EXERCISE DIRECTIONS
Translate this sentence from the special-issue introduction into Spanish: "This paper gives a clear impression that evolutionary biology is at the threshold of a paradigmatic revolution."

SELECTED PASSAGE
________________

A key text of this special issue is the last chapter of the book by Alfred R. Wallace titled Contributions to the Theory of Natural Selection. Wallace is the co-discoverer – along with Darwin, of course – of natural selection. In the chapter proposed here, the author expresses his doubts about the assumption that natural selection could effectively explain every aspect of human evolution. The book has been published in 1870, and should be appropriately contextualized in its age. Some of the arguments used there are no longer entirely adequate to the current developments in evolutionary biology. Also the “spiritualistic” perspective emerging from the text would nowadays receive strict criticisms. Nonetheless, the text is interesting from at least two viewpoints (beyond the purely historical interest). First, Wallace clearly states a problem (the one about the limits of natural selection in the case of the human being) that is a current widely discussed issue – not just in the field of “science and faith” but also in biology stricto sensu. This also bears relation with the more general ongoing “rethink” of evolutionary theorizing (which Wallace could not foresee, obviously). Secondly, Wallace chapter is an example of interdisciplinary speculation by a biologist/naturalist that might appear as totally extraneous to the work of a professional biologist nowadays (though it is not always so, indeed), but that certainly was not unknown to scientists working in Wallace’s time or earlier: think to the figures of George Boole (1815-1864) or of Augustin Cauchy (1789-1857), not to speak of Galilei and Newton.
To show how the problem pointed out by Wallace keeps being perceived in more recent times, the next proposed text is a Science paper by T. Dobzhansky and M.F. Ashley Montague addressing the very issue of the relationship between natural selection and the “mental capacities of mankind”. Of note that the text has been published, by one of the main scientific journals, in 1947 – i.e. in the period when the refinement of the Modern Synthesis was taking place (also thanks, as we saw, to the contribution of Dobzhansky himself).
The sixth proposed text is a Précis of the famous book Evolution in Four Dimensions (2005), by E. Jablonka and M.J. Lamb. The Précis has been published in 2007 by the authoritative journal Brain and Behavioral Sciences as followed by comments authored by many influential scholars in the field, and by an authors’ final reply. We propose here only the main text (with a short presentation). The paper is helpful as it introduces the main topics of the mentioned book, which is one of the works certainly spurring the process of theoretical rethink of evolutionary biology already mentioned more than once in this introduction.
The special issue closes with a very interesting Nature paper published in 2014 in which the voices of the supporters of the Modern Synthesis and those of the proponents of the Extended Synthesis are confronted point by point on key issues. This paper gives a clear impression that evolutionary biology is at the threshold of a paradigmatic revolution.
 The “Darwin's finches” are so called as they captured Darwin’s attention when he reached the Galapagos islands with the Beagle. The inter- and intra-specific variability of Galapagos finches is really astonishing. Moreover, more recent studies on those bird populations offer clearcut conformation of the actual effectiveness of natural selection: P.R. Grant - B.R. Grant, How and why species multiply. The radiation of Darwin’s finches, Princeton University Press, Princeton – Oxford 2008. P.R. Grant, Ecology and evolution of Darwin’s finches, Princeton University Press, Princeton 19992.
 Cf. K. Laland – G. Wray, et al., “Does Evolutionary Theory Need a Rethink?”, Nature, 514 (2014): 161-164. (This paper is proposed as the last document in the present special issue.)

________________

DATASET
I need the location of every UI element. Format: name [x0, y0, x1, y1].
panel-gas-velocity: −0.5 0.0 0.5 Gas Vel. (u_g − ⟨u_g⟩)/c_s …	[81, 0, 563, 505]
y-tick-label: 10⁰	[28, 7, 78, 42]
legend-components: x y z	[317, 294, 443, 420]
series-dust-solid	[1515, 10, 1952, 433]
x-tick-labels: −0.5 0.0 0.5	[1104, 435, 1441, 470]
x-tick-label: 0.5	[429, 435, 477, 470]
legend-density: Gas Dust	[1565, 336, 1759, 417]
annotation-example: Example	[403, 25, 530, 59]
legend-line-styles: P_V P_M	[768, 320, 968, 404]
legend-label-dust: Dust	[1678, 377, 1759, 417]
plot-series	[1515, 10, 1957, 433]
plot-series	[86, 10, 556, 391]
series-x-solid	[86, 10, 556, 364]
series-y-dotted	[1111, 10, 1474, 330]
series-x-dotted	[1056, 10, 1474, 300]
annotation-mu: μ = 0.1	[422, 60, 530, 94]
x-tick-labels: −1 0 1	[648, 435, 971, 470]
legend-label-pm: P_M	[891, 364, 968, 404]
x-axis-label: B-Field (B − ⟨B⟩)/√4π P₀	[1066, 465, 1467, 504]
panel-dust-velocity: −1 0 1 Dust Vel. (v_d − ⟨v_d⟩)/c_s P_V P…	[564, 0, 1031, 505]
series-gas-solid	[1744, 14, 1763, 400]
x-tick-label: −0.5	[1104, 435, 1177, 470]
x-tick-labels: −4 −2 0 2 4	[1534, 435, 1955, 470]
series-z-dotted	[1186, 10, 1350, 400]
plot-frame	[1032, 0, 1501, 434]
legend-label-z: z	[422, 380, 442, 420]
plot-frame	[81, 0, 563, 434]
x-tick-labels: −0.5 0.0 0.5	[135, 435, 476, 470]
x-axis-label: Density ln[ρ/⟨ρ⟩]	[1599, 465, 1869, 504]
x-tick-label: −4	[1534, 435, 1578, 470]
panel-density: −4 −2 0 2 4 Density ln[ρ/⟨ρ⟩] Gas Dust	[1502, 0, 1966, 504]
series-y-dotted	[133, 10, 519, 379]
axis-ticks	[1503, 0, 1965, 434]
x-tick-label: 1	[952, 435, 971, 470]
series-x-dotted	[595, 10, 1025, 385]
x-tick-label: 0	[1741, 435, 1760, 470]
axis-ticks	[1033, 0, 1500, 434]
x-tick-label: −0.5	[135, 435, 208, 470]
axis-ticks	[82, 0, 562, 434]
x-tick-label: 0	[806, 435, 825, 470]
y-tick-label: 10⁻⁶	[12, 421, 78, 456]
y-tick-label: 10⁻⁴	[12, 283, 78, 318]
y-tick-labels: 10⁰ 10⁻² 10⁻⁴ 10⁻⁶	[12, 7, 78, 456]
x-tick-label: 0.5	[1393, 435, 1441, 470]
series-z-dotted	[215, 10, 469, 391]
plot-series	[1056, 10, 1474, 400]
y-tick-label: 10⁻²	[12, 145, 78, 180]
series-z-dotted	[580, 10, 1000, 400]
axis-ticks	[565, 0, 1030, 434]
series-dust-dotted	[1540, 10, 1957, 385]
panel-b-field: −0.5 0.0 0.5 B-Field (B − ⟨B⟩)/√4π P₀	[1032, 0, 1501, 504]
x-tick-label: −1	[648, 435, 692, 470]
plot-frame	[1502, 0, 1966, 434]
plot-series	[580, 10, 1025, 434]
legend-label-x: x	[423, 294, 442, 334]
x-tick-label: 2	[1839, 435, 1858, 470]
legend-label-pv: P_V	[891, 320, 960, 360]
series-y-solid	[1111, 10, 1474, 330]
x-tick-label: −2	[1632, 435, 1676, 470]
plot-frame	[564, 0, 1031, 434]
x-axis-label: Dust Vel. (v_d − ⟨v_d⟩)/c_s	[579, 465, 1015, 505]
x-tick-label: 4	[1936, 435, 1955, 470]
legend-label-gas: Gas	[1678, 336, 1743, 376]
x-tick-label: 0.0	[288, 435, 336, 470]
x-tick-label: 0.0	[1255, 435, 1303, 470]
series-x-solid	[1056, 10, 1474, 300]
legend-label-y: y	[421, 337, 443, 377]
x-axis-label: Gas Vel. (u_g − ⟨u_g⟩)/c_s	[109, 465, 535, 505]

________________

OUTPUT OF THE EXERCISE
Este artículo da una clara impresión de que la biología evolutiva se encuentra en el umbral de una revolución paradigmática.